GIVEN REQUEST
Write the data out again, character for character, with no images.

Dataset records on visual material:
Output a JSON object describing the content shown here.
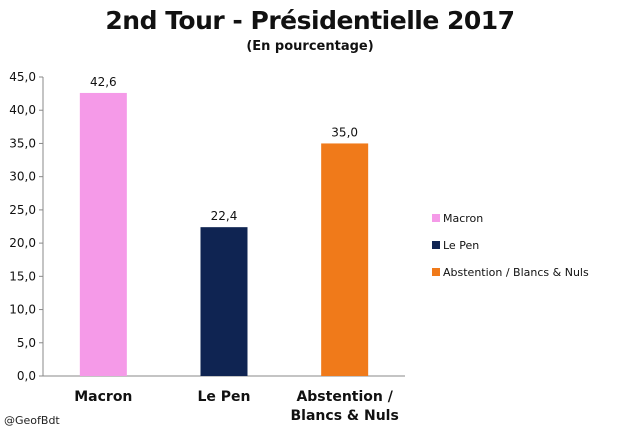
{
  "chart_data": {
    "type": "bar",
    "title": "2nd Tour - Présidentielle 2017",
    "subtitle": "(En pourcentage)",
    "categories": [
      "Macron",
      "Le Pen",
      "Abstention / Blancs & Nuls"
    ],
    "category_lines": [
      [
        "Macron"
      ],
      [
        "Le Pen"
      ],
      [
        "Abstention /",
        "Blancs & Nuls"
      ]
    ],
    "values": [
      42.6,
      22.4,
      35.0
    ],
    "value_labels": [
      "42,6",
      "22,4",
      "35,0"
    ],
    "colors": [
      "#f59ae8",
      "#0f2452",
      "#f07a1a"
    ],
    "ylim": [
      0,
      45
    ],
    "yticks": [
      0,
      5,
      10,
      15,
      20,
      25,
      30,
      35,
      40,
      45
    ],
    "ytick_labels": [
      "0,0",
      "5,0",
      "10,0",
      "15,0",
      "20,0",
      "25,0",
      "30,0",
      "35,0",
      "40,0",
      "45,0"
    ],
    "grid": false,
    "legend": {
      "position": "right",
      "entries": [
        "Macron",
        "Le Pen",
        "Abstention / Blancs & Nuls"
      ]
    }
  },
  "credit": "@GeofBdt"
}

EXERCISE SOLUTION
Output a JSON object describing the content shown here.
{
  "chart_data": {
    "type": "bar",
    "title": "2nd Tour - Présidentielle 2017",
    "subtitle": "(En pourcentage)",
    "categories": [
      "Macron",
      "Le Pen",
      "Abstention / Blancs & Nuls"
    ],
    "category_lines": [
      [
        "Macron"
      ],
      [
        "Le Pen"
      ],
      [
        "Abstention /",
        "Blancs & Nuls"
      ]
    ],
    "values": [
      42.6,
      22.4,
      35.0
    ],
    "value_labels": [
      "42,6",
      "22,4",
      "35,0"
    ],
    "colors": [
      "#f59ae8",
      "#0f2452",
      "#f07a1a"
    ],
    "ylim": [
      0,
      45
    ],
    "yticks": [
      0,
      5,
      10,
      15,
      20,
      25,
      30,
      35,
      40,
      45
    ],
    "ytick_labels": [
      "0,0",
      "5,0",
      "10,0",
      "15,0",
      "20,0",
      "25,0",
      "30,0",
      "35,0",
      "40,0",
      "45,0"
    ],
    "grid": false,
    "legend": {
      "position": "right",
      "entries": [
        "Macron",
        "Le Pen",
        "Abstention / Blancs & Nuls"
      ]
    }
  },
  "credit": "@GeofBdt"
}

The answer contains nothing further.